# DATA FOR PROCESSING:

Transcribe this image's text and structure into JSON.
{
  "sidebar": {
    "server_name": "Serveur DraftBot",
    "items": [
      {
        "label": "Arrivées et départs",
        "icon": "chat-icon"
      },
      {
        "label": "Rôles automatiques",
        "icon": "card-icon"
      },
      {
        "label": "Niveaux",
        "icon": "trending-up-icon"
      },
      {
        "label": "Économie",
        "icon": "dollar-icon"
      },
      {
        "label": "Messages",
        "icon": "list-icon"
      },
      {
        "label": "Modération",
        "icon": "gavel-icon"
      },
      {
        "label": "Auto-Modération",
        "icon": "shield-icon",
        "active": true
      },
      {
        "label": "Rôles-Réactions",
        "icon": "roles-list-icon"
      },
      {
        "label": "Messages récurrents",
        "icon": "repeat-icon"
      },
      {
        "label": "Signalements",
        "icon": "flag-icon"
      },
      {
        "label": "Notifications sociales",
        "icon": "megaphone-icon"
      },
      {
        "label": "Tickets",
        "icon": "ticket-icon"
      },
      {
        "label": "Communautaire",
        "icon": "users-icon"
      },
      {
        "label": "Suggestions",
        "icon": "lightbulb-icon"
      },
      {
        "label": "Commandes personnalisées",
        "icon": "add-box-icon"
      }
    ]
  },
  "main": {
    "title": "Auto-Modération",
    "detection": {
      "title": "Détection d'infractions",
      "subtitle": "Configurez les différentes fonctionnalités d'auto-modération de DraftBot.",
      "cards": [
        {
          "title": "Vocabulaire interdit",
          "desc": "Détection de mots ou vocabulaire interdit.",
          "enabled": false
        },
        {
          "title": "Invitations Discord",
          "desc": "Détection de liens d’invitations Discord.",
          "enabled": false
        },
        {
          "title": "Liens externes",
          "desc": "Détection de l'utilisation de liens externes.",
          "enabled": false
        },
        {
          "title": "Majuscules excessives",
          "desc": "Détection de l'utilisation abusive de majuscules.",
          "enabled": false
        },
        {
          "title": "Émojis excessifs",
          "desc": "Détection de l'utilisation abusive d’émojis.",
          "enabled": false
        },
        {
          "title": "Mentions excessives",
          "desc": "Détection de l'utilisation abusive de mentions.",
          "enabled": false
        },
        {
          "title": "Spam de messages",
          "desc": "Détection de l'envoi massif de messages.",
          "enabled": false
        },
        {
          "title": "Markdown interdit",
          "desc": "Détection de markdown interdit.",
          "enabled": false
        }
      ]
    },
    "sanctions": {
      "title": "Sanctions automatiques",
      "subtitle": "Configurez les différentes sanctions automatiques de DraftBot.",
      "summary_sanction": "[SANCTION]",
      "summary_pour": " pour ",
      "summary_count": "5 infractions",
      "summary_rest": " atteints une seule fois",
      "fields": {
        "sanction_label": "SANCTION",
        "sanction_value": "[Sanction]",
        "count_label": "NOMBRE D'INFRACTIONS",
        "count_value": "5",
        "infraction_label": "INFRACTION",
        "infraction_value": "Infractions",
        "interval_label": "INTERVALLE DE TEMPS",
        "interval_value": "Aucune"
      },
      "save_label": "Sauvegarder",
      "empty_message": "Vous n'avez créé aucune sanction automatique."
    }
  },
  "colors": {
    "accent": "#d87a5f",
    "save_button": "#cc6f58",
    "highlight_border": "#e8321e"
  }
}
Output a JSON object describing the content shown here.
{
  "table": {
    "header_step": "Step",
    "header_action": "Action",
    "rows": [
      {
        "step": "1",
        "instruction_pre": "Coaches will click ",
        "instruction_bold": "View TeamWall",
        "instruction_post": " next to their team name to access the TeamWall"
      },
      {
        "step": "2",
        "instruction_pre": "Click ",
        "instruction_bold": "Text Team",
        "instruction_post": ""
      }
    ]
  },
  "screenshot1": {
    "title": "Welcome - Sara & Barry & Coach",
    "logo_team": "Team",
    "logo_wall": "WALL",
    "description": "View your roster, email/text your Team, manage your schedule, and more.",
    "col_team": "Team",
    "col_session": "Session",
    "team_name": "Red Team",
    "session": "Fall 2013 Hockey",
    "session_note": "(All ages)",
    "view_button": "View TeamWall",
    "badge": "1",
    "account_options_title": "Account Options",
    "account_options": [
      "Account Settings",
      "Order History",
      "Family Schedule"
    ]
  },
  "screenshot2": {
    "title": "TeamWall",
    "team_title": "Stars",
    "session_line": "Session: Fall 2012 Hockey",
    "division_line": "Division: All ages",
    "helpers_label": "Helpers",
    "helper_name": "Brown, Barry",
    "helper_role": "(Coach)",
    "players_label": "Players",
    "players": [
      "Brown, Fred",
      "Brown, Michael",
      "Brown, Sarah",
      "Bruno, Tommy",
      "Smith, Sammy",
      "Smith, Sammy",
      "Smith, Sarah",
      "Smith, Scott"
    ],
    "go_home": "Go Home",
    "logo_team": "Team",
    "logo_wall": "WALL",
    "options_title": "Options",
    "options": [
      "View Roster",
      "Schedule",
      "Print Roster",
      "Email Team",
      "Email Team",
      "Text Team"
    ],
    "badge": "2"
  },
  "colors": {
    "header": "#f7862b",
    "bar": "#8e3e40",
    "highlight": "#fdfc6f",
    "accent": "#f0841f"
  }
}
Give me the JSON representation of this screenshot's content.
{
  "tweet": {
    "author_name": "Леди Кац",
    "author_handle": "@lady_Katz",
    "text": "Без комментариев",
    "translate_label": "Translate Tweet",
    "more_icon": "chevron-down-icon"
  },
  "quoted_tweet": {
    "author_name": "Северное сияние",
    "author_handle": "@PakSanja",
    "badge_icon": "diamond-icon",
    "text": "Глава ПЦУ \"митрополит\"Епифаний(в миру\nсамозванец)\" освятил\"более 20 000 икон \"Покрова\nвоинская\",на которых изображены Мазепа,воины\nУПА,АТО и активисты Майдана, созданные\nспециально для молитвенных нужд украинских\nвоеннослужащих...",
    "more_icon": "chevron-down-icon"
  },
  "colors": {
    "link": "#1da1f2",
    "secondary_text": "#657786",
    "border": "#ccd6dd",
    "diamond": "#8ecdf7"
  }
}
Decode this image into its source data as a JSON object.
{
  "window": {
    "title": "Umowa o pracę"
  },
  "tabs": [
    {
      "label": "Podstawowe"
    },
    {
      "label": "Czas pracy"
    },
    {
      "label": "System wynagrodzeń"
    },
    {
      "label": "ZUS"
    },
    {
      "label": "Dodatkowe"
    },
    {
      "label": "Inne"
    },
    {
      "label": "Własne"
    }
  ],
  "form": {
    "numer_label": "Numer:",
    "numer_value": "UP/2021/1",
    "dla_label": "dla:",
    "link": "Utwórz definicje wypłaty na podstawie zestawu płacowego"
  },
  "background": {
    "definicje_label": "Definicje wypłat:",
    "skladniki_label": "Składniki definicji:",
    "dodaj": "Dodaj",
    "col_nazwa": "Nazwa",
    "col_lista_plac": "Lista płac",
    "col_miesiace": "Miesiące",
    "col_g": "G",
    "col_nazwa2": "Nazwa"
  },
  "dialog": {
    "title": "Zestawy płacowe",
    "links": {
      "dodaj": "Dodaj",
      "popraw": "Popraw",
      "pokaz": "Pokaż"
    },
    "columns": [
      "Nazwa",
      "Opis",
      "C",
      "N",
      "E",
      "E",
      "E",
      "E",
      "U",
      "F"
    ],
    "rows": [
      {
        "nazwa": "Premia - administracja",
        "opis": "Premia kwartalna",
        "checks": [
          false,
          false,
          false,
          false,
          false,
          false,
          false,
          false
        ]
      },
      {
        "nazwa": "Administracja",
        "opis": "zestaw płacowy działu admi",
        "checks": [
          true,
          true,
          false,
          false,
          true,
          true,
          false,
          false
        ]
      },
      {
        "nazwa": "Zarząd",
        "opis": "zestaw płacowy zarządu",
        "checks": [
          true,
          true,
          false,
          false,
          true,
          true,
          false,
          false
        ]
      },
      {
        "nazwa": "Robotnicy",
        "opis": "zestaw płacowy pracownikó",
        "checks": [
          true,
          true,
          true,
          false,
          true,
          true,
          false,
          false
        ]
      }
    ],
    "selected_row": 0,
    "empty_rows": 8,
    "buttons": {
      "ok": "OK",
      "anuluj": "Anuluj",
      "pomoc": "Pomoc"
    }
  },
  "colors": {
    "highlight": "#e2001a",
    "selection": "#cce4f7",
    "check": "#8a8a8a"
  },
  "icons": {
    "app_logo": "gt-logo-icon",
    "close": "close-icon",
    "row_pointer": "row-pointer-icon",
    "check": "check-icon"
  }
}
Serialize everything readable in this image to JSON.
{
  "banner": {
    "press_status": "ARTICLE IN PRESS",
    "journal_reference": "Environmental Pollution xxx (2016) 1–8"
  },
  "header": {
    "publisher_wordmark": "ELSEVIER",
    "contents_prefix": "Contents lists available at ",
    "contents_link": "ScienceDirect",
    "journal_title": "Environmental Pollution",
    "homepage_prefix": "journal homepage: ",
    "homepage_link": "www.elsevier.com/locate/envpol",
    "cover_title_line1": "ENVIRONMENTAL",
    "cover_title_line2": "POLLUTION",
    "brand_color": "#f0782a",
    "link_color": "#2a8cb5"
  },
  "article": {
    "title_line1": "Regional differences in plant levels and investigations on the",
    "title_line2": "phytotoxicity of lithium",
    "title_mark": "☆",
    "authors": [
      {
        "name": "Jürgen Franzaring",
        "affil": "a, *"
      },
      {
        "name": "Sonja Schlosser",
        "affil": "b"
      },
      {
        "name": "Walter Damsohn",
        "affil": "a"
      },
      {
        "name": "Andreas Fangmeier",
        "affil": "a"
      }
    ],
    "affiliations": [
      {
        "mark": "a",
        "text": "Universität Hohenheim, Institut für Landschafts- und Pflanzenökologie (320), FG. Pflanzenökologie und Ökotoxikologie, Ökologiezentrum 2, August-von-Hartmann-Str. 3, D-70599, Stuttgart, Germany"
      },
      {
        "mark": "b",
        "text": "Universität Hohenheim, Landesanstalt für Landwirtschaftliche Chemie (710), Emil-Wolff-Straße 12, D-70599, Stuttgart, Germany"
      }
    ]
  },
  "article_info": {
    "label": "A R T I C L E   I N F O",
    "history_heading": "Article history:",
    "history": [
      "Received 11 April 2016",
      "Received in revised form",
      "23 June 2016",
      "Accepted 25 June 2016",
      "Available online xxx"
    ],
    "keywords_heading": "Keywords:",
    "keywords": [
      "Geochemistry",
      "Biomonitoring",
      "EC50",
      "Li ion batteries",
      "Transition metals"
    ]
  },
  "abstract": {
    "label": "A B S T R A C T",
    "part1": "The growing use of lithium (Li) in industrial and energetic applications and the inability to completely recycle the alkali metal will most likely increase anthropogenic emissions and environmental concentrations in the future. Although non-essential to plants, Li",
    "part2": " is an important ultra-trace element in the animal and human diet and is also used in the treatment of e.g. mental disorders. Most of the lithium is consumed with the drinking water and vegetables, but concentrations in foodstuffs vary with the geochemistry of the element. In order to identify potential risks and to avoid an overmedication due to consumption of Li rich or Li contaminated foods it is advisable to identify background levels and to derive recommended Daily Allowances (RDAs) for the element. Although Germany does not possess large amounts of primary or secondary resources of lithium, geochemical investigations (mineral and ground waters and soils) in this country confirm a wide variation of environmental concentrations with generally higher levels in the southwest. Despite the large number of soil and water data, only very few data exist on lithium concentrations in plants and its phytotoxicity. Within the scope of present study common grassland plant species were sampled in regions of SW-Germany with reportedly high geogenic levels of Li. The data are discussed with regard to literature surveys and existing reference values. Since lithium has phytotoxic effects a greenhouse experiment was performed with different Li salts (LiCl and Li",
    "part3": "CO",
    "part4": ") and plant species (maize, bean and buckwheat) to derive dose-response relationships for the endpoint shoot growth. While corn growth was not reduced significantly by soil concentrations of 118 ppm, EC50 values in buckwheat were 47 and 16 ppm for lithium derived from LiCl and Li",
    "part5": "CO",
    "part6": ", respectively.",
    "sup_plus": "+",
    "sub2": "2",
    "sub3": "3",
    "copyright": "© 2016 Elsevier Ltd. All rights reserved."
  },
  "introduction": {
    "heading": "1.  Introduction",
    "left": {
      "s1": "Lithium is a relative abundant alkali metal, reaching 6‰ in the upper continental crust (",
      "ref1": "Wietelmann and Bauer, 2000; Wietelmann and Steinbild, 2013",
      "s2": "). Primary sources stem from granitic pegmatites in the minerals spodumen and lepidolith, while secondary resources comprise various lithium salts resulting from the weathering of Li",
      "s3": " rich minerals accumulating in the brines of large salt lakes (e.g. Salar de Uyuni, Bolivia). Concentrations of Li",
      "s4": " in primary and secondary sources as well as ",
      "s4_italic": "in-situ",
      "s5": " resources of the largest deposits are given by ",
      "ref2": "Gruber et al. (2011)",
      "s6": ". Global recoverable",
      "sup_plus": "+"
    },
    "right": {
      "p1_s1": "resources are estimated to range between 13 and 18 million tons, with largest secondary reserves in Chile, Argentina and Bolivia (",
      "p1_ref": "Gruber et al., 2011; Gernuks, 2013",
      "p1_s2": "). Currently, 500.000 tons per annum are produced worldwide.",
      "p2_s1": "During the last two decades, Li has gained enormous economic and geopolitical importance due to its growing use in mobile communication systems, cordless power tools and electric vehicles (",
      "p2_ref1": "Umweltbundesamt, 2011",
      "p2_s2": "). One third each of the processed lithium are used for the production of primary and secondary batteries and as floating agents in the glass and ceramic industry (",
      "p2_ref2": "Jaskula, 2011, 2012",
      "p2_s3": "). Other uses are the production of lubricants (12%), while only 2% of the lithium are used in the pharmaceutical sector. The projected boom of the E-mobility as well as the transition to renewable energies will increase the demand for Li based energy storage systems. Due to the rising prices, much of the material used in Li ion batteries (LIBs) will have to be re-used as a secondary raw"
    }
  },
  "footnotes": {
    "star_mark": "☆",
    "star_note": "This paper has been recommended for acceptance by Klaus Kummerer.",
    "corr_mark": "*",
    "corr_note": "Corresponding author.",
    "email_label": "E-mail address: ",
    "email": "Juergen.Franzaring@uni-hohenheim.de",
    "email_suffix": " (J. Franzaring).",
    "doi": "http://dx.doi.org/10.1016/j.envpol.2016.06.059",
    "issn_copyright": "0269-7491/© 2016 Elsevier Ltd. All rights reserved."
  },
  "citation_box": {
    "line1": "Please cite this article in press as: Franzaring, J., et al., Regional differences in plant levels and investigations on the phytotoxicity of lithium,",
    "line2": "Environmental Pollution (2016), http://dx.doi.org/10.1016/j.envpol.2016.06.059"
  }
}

# YOUR GOAL:
Pick out the lines containing the string "JSON".

# THE SOLUTION:
Transcribe this image's text and structure into JSON.
Output a JSON object describing the content shown here.
Give me the JSON representation of this screenshot's content.
Decode this image into its source data as a JSON object.
Serialize everything readable in this image to JSON.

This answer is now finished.